--- START Supplied information ---

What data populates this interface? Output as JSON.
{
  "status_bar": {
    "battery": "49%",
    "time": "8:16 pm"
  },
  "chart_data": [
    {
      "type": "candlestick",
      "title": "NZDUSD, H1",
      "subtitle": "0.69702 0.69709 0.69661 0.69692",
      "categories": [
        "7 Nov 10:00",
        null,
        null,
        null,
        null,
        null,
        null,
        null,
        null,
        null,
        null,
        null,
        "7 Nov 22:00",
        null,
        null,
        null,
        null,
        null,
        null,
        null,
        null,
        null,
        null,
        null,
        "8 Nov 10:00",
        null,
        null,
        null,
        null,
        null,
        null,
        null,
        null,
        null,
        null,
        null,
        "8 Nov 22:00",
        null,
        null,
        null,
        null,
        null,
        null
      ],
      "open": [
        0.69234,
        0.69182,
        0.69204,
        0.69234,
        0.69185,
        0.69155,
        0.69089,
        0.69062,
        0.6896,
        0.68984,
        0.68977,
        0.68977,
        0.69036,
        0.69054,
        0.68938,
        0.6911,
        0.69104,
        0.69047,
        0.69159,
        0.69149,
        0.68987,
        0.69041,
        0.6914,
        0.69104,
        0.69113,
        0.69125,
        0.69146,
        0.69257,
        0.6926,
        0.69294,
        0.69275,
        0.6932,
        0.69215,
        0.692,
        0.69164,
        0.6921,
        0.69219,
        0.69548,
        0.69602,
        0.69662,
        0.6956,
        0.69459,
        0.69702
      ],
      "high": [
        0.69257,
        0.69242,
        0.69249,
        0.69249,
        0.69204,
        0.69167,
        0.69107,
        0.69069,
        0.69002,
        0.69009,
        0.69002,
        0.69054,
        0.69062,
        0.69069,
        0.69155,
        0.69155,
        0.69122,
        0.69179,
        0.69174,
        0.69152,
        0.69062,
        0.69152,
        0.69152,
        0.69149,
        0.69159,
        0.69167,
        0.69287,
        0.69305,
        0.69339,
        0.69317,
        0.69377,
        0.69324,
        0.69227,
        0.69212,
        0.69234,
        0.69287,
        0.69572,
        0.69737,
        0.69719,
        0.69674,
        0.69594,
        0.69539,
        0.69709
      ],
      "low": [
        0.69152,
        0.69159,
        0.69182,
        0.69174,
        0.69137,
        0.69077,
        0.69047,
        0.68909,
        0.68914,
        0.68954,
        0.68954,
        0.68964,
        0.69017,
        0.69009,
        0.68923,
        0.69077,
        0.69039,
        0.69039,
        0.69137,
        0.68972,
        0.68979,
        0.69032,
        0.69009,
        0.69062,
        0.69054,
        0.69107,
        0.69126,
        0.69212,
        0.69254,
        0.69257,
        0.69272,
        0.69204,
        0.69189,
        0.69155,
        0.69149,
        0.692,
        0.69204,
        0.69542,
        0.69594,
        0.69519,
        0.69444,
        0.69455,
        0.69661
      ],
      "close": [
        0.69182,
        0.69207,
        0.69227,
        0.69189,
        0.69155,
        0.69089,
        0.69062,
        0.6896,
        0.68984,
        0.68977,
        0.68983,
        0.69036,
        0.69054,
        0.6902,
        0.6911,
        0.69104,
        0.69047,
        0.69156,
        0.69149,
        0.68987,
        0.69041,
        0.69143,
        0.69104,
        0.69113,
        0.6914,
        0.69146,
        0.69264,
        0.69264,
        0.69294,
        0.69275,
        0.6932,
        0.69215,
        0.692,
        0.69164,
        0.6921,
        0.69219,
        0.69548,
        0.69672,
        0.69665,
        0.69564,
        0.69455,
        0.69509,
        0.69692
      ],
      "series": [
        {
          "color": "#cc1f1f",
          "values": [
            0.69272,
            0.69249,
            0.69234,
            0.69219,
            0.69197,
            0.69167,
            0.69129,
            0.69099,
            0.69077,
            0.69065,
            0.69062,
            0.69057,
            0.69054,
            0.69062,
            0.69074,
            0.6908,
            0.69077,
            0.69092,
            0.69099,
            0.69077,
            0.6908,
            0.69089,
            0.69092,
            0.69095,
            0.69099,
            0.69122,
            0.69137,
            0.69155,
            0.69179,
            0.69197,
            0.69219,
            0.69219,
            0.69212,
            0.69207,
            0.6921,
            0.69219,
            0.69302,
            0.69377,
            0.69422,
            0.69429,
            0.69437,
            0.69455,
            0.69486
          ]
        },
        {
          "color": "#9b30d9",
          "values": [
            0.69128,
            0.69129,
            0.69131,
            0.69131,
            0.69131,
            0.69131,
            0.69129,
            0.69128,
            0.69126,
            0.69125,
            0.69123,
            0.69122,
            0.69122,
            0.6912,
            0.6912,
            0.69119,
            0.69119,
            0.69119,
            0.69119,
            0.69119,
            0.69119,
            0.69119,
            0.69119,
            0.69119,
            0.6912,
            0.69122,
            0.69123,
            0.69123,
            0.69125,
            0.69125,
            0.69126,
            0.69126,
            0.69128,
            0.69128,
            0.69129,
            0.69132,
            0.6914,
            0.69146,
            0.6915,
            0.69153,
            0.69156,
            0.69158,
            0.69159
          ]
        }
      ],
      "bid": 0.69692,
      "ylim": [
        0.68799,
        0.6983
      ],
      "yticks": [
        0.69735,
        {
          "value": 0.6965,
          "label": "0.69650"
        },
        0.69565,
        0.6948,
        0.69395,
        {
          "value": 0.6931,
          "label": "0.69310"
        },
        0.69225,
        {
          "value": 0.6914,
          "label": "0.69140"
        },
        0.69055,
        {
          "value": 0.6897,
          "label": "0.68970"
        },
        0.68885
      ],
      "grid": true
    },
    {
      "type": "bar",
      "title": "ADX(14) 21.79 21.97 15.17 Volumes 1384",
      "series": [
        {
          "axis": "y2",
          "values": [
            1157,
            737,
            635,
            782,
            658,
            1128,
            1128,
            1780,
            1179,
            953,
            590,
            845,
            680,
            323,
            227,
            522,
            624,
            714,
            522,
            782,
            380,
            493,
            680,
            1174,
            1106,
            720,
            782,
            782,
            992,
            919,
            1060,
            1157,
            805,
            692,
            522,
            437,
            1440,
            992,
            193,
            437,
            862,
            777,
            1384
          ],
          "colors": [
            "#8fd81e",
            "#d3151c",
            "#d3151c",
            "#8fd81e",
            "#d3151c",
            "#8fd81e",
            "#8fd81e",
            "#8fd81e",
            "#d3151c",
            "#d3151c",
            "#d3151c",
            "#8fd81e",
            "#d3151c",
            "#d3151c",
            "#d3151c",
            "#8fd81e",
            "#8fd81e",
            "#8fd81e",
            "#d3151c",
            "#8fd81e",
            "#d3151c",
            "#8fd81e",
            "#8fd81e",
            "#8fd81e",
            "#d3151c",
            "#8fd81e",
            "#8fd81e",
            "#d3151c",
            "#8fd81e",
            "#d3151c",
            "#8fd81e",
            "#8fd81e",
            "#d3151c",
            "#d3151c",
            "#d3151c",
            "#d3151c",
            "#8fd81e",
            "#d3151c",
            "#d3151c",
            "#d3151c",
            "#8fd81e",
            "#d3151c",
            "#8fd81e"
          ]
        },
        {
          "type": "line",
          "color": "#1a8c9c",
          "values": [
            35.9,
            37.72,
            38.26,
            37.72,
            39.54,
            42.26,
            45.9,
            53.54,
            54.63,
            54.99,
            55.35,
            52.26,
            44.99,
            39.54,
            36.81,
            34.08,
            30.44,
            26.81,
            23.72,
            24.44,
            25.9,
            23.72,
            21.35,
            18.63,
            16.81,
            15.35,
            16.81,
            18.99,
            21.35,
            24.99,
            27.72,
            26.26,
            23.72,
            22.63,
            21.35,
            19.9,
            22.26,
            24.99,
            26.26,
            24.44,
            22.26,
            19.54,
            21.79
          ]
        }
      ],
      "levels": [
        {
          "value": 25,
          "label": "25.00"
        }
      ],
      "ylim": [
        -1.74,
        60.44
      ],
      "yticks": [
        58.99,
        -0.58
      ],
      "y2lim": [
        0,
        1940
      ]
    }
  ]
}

--- END Supplied information ---

What to do:
Report how many lines of the preceding records include "label". Output the number only.

Correct answer:
5